╭─ Records shown

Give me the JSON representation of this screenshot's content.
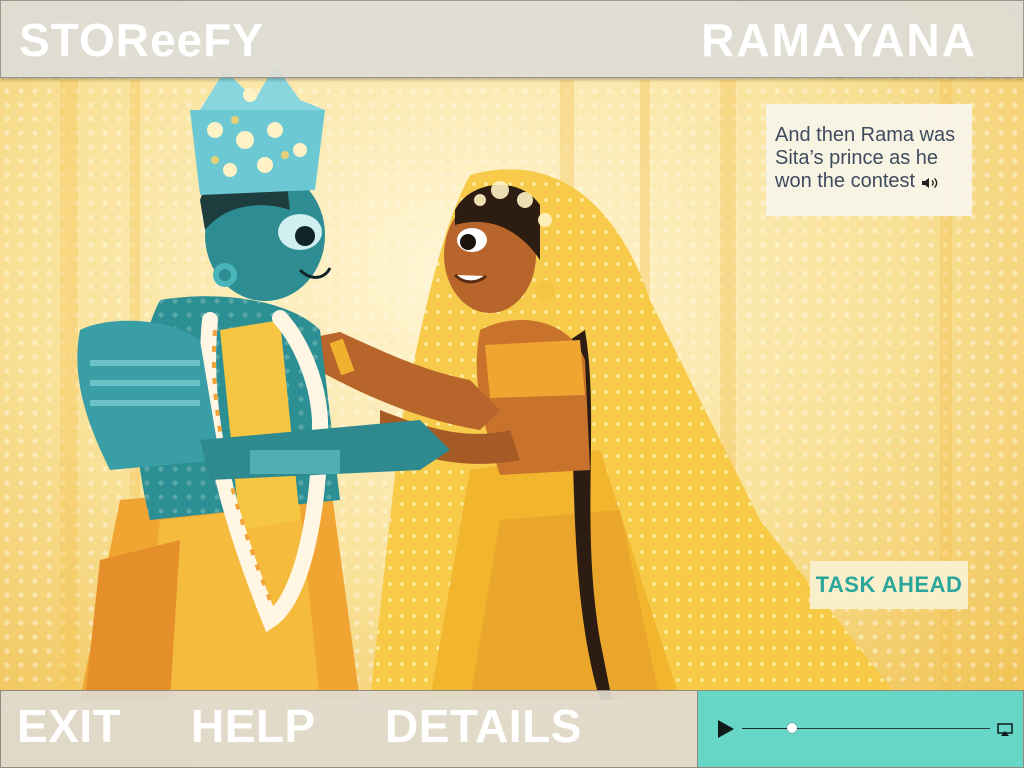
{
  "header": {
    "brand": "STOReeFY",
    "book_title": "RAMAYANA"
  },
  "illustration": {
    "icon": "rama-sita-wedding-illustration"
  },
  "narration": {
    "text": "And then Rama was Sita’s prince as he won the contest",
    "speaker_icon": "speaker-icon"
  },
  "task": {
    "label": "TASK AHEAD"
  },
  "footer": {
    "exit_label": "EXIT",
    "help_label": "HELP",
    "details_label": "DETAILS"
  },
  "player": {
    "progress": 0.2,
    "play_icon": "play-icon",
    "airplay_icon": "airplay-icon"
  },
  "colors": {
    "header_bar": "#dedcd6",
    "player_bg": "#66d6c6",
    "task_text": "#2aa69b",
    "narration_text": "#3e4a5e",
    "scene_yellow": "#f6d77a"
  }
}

╰─
╭─ Records shown

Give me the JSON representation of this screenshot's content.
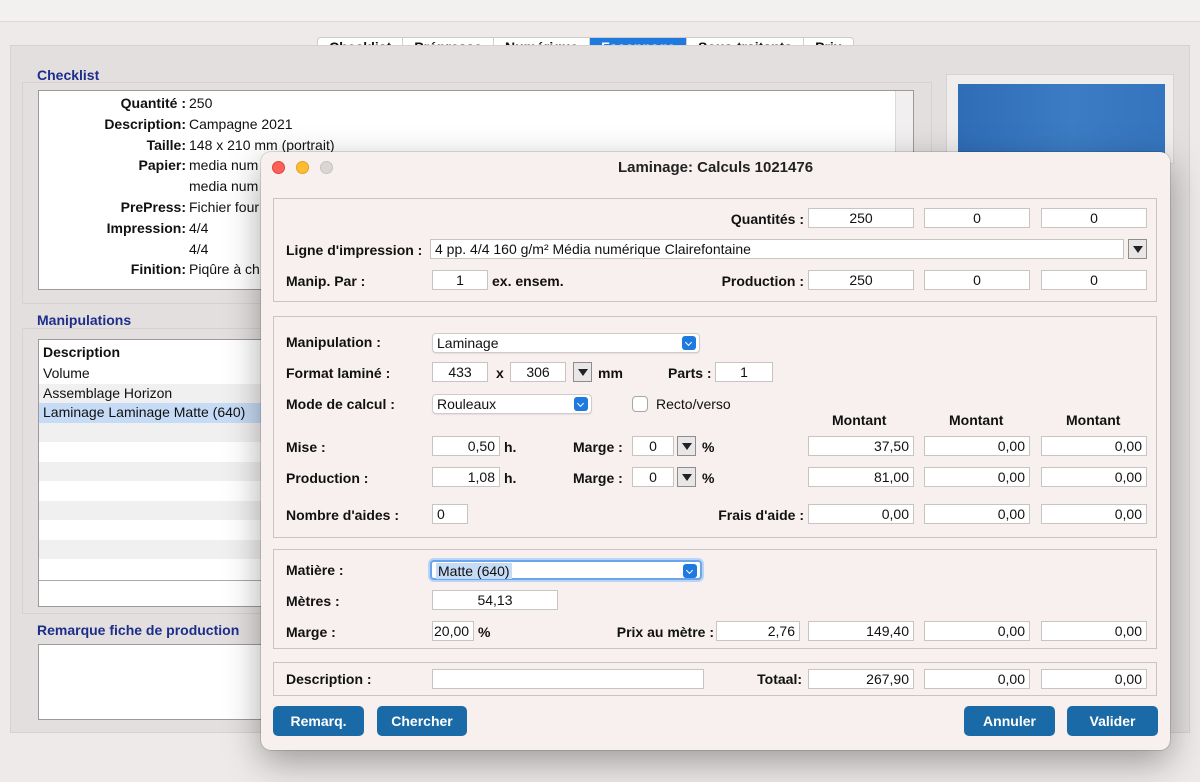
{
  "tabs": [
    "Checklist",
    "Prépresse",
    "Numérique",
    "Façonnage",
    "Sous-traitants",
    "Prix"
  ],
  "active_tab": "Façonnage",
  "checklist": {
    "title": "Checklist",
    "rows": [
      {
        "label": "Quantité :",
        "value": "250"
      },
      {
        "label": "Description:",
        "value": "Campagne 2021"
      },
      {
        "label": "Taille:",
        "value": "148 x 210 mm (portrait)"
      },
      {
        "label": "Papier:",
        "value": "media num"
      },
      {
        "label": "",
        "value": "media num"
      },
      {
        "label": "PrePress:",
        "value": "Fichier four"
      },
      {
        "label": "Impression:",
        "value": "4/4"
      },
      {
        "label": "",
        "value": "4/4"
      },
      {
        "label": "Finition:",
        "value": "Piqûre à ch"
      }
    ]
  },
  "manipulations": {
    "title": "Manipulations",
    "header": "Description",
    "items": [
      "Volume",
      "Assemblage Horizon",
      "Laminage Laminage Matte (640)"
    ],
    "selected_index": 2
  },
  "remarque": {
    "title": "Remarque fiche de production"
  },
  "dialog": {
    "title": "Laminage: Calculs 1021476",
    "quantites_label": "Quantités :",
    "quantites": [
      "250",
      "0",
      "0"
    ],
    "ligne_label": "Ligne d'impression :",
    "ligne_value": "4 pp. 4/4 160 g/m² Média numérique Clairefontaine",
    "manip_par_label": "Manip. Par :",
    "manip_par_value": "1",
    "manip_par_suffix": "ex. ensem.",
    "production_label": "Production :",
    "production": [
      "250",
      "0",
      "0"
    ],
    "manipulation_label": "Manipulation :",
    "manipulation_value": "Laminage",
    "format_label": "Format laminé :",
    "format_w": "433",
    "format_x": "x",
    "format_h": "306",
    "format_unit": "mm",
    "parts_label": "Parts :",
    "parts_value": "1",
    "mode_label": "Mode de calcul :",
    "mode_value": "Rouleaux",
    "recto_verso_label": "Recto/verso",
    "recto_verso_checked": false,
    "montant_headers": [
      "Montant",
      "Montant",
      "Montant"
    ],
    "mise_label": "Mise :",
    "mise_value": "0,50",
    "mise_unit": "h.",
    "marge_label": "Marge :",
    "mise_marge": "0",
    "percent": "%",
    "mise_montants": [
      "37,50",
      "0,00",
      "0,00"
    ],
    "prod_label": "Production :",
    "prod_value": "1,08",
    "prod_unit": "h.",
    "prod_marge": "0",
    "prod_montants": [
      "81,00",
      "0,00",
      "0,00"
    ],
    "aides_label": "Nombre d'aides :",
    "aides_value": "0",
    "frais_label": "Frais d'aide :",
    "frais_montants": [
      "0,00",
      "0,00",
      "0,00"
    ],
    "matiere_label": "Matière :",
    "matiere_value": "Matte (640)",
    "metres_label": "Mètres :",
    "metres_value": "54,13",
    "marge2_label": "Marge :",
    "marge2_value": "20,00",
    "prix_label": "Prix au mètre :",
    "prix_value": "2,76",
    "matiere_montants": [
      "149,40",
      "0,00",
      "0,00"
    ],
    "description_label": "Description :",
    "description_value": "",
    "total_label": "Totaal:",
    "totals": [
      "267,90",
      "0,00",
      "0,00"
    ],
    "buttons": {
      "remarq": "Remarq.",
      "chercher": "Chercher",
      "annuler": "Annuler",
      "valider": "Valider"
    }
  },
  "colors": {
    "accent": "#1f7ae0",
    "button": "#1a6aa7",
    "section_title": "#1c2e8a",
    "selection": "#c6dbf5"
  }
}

╰─

Within the listing above, find every line containing the string "Matte" and return it.

> [Expected answer]
      "Laminage Laminage Matte (640)"
    "matiere_value": "Matte (640)",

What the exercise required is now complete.